[Figure content listings]
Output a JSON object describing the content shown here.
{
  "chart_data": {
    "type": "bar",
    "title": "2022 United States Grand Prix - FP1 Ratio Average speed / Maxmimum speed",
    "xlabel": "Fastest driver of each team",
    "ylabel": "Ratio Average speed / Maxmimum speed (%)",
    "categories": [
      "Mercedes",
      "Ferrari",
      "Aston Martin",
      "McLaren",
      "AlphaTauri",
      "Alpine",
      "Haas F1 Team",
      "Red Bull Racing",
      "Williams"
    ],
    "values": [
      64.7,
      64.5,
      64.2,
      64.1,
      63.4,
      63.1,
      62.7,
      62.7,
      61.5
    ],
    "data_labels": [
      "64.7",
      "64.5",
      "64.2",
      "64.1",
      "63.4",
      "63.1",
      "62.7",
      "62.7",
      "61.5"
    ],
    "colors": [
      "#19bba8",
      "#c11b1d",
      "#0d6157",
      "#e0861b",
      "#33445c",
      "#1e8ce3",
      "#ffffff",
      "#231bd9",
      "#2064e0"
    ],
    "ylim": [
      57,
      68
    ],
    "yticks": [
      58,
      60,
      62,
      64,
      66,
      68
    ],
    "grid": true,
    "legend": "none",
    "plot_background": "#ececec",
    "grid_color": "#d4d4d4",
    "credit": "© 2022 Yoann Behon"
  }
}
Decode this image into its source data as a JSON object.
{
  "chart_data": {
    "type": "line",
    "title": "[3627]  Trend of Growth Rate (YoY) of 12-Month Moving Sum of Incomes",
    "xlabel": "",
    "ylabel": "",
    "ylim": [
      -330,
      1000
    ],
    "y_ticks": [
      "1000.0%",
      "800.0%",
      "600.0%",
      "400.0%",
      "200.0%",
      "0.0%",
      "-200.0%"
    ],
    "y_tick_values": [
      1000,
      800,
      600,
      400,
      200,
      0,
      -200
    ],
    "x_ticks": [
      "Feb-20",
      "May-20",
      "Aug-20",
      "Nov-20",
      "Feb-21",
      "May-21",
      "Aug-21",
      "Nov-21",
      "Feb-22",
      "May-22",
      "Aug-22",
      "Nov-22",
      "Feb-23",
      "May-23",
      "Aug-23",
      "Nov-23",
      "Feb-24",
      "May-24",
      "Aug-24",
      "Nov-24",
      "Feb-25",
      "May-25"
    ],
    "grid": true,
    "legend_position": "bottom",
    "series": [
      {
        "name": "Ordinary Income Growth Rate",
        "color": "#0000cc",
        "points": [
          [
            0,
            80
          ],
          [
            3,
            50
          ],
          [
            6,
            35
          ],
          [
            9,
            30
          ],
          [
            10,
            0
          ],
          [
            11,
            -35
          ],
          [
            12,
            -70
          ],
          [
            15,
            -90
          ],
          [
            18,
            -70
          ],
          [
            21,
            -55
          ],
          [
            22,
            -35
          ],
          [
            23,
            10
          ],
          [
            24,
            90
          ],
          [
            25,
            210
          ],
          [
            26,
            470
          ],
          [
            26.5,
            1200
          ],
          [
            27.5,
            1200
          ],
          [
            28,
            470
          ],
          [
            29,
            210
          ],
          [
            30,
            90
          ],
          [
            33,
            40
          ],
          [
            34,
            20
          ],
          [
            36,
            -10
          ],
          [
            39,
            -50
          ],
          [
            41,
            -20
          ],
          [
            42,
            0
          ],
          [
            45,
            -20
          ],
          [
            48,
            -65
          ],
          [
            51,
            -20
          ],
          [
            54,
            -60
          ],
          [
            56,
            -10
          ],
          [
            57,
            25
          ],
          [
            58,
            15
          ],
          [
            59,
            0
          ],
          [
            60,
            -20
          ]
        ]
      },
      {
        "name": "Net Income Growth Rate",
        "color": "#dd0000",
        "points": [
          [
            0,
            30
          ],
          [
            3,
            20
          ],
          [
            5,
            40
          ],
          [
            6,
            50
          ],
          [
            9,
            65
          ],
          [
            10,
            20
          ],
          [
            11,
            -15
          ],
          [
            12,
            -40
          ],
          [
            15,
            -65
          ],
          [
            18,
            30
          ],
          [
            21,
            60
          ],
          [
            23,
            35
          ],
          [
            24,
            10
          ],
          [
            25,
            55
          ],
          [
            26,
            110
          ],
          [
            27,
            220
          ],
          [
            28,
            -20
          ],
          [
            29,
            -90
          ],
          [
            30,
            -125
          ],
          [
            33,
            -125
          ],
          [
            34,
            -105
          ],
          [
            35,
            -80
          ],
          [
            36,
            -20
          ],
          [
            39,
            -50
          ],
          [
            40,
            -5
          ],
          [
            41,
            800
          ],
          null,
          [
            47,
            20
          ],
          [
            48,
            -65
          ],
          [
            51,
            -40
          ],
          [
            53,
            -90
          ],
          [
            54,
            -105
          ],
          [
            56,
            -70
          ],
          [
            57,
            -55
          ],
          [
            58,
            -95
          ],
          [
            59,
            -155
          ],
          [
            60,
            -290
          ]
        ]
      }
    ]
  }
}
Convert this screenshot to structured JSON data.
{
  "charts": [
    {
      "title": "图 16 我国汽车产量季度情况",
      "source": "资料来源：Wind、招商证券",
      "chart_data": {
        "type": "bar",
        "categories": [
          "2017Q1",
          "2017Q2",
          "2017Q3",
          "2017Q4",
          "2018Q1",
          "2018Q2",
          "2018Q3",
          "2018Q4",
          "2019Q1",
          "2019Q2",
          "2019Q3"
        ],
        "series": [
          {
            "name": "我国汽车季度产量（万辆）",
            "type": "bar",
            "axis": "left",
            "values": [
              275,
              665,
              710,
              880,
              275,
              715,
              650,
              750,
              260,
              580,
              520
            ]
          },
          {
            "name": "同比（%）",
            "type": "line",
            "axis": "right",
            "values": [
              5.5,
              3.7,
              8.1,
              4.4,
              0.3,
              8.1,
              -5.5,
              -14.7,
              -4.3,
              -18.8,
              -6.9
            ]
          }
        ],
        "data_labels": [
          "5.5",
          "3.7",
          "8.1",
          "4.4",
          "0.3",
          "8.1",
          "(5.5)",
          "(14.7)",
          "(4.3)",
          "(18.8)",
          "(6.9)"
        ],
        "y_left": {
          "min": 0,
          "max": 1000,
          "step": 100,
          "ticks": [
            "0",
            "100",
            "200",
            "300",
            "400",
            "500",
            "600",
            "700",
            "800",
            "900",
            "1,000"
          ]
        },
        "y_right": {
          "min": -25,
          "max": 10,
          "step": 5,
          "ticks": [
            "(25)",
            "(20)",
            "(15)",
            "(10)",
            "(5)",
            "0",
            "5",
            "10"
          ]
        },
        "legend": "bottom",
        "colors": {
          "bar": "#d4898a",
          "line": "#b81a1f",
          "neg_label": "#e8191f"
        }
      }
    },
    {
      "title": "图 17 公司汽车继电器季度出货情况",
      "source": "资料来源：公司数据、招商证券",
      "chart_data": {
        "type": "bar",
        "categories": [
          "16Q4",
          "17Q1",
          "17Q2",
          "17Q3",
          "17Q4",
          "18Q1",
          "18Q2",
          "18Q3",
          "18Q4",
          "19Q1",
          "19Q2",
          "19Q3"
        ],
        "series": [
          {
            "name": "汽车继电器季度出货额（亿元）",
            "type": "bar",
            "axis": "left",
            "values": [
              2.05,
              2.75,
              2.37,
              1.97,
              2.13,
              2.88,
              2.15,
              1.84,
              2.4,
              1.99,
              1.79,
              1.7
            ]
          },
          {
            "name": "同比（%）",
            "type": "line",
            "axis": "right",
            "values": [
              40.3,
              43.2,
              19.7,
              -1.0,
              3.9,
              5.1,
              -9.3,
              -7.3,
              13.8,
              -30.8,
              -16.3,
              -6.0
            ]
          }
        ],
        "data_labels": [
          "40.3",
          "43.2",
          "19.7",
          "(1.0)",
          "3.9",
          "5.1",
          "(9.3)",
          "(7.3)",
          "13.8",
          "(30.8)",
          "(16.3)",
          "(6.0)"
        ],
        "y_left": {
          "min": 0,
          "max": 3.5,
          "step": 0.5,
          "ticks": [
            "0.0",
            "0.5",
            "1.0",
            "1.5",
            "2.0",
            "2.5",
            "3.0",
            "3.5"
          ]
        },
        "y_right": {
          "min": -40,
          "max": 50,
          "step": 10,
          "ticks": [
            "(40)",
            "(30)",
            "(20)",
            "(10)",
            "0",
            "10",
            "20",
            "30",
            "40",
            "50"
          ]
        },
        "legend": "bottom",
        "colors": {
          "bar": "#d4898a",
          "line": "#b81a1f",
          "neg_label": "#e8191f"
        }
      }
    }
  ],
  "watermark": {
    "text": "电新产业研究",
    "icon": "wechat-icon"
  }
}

[Your instructions]
What is the number of lines above that contain the string "title"? Answer with the number alone.

[Correct output]
4